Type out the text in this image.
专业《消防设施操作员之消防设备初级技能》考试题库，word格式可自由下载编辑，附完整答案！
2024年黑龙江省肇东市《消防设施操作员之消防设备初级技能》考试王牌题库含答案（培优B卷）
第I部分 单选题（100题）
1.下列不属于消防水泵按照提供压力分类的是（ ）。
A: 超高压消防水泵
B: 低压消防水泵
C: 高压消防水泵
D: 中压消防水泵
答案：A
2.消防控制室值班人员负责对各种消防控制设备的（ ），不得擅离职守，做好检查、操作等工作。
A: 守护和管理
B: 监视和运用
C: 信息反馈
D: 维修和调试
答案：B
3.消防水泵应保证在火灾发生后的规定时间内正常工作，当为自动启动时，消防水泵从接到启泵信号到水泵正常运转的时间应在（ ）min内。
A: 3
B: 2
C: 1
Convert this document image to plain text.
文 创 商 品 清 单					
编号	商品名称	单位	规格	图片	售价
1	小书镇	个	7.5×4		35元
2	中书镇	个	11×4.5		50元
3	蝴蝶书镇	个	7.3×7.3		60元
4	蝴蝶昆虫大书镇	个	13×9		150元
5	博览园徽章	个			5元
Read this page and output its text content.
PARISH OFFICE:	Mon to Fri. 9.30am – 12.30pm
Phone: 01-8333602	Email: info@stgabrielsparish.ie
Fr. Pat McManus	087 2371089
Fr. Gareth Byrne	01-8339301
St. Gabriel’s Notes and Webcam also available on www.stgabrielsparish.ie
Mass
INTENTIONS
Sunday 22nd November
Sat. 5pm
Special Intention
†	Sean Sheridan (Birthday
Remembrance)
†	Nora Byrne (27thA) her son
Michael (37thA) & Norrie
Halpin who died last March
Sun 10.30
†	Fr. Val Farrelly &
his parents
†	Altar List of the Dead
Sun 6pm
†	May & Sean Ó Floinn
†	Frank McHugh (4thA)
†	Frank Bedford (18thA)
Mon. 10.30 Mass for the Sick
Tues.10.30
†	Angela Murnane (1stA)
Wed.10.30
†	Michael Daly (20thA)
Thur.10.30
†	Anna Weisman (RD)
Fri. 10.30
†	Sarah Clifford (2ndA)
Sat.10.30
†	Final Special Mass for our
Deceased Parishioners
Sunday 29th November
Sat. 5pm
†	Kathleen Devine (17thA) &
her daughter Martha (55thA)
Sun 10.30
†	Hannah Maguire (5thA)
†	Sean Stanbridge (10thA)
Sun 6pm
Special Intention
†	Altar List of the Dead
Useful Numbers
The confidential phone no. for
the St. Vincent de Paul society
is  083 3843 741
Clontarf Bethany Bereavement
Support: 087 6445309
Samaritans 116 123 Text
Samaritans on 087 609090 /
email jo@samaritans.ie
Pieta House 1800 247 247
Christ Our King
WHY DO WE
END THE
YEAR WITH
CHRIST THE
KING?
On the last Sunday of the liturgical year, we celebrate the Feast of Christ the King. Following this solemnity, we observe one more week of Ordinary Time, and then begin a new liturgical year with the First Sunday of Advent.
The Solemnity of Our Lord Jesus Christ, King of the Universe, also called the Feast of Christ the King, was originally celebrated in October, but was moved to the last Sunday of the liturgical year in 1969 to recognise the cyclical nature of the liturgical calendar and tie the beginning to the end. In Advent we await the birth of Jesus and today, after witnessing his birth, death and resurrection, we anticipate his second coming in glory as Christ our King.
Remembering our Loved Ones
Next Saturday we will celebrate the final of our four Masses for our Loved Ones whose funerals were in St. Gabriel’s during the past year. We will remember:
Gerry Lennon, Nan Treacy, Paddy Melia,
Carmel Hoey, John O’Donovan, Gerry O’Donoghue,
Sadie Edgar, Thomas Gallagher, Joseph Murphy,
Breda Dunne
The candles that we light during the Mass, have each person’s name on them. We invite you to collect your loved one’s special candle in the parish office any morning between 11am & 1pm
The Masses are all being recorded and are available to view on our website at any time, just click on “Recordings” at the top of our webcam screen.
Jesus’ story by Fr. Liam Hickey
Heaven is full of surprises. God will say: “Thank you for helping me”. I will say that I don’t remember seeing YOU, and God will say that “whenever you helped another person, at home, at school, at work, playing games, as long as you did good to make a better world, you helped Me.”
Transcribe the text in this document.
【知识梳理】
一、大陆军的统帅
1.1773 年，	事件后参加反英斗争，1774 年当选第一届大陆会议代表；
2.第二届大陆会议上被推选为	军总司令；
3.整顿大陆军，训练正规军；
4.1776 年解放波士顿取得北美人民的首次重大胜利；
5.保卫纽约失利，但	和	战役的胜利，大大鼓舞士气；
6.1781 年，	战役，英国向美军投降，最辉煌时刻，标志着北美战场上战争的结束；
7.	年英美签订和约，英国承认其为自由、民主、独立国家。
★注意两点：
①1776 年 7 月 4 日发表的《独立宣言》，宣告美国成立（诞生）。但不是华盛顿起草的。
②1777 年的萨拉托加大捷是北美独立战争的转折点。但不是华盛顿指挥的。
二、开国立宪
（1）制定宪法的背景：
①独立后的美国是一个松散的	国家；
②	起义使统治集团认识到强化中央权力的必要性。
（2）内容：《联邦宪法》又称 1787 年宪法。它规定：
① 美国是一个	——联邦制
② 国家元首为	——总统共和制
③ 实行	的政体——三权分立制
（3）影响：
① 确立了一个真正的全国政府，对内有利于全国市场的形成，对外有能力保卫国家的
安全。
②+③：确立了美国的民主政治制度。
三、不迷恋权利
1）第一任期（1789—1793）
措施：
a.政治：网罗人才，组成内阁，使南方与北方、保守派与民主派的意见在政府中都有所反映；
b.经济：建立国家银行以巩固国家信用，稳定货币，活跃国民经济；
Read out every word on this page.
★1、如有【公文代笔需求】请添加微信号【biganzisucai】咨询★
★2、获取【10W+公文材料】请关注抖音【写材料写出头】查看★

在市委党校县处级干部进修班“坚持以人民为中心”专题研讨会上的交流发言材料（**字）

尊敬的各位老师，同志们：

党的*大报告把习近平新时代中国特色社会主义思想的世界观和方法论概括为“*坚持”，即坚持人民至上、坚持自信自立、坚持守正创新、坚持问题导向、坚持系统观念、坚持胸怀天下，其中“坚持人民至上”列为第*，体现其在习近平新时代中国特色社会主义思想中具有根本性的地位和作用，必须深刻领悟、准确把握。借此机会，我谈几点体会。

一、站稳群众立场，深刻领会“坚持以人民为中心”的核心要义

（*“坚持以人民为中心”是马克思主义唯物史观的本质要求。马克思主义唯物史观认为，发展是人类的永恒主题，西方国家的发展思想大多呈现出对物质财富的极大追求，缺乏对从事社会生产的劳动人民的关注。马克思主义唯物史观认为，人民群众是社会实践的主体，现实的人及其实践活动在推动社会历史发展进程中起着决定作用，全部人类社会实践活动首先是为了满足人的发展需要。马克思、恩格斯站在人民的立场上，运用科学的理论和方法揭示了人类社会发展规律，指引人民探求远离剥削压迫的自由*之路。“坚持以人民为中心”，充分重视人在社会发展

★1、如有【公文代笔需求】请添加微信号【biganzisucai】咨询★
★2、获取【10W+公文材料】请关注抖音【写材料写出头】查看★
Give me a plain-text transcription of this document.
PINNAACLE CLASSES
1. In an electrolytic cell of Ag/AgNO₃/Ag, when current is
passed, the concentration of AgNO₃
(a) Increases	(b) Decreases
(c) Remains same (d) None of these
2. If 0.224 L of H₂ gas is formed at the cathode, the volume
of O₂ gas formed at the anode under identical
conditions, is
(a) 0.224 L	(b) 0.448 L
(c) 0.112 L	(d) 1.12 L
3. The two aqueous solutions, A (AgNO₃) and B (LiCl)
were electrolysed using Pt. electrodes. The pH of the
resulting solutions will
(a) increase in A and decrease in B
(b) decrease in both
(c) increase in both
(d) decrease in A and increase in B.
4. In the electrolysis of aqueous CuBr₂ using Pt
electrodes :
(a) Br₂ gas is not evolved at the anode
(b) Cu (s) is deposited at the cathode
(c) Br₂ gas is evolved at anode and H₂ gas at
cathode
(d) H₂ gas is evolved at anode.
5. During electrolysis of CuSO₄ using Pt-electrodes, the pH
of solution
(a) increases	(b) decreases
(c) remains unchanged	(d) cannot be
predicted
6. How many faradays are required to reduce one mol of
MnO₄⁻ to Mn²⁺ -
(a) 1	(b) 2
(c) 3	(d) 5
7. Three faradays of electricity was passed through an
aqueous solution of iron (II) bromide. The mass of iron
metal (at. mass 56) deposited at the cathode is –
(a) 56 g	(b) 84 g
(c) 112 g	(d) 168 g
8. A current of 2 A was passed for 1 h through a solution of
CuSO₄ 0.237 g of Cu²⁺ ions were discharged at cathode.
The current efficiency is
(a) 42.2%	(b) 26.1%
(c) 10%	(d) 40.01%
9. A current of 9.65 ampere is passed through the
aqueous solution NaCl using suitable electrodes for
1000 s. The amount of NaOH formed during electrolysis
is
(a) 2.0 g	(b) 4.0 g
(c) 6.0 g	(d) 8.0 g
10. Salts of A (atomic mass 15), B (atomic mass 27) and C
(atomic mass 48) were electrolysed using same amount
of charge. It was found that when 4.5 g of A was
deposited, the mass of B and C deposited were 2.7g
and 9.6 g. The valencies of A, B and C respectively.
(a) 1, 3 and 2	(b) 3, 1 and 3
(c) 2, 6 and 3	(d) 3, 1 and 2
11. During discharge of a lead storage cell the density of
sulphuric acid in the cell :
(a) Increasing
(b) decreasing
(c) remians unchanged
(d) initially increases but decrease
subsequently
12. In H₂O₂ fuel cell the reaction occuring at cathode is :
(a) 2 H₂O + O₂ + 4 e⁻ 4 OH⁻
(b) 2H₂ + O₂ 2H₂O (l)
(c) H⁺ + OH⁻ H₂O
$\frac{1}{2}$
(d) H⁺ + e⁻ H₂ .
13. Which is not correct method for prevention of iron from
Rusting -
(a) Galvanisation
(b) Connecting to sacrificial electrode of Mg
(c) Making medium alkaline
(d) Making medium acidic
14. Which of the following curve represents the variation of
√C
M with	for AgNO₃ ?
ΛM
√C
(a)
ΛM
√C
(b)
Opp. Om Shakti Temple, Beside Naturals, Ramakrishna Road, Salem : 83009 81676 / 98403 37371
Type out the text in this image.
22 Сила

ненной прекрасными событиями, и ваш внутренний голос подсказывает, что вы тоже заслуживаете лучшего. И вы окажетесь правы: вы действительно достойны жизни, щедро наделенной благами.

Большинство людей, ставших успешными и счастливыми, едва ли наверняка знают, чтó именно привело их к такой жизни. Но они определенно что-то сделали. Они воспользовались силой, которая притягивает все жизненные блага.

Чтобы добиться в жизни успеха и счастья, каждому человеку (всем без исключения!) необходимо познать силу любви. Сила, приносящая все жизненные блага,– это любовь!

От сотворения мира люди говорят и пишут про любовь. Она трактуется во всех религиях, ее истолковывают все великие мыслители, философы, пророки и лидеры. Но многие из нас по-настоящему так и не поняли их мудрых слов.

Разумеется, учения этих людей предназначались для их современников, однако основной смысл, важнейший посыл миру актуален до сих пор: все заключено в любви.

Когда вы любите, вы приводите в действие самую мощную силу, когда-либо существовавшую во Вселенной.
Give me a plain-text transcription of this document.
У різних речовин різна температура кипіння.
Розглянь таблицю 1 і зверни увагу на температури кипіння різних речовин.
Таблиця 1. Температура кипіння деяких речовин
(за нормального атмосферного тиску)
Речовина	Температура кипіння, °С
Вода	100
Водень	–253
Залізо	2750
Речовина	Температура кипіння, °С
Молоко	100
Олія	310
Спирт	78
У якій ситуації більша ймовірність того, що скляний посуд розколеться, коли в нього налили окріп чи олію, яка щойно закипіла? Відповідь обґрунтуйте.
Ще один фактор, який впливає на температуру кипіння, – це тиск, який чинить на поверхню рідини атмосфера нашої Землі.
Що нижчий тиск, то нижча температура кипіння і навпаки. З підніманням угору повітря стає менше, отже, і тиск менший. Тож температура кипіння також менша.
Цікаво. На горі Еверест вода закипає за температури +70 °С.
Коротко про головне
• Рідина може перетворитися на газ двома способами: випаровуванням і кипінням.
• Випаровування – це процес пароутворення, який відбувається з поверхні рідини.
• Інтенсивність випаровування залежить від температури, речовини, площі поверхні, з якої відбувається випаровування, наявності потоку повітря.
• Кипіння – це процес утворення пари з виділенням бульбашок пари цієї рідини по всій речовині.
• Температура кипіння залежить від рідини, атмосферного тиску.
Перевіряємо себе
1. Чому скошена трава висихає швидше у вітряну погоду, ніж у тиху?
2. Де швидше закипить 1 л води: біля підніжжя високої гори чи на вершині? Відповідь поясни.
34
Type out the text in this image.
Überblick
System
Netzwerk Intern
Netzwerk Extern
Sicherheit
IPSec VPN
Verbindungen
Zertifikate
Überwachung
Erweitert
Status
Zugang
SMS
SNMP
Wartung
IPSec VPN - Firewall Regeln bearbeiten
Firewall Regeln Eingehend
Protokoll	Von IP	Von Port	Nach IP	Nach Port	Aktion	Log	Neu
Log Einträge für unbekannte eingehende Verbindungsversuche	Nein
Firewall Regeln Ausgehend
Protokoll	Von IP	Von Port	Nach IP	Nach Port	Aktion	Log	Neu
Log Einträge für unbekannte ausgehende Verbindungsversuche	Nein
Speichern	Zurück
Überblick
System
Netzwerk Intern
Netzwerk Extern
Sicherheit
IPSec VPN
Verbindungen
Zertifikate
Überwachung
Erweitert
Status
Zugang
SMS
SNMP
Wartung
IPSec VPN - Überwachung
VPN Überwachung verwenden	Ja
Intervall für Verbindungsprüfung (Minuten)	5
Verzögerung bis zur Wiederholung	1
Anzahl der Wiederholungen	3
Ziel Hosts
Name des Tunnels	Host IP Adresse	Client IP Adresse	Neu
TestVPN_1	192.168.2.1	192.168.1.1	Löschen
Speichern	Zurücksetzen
########
Written request: Read through the entries and copy every line that includes "Einträge".

Answer to the task:
Log Einträge für unbekannte eingehende Verbindungsversuche	Nein
Log Einträge für unbekannte ausgehende Verbindungsversuche	Nein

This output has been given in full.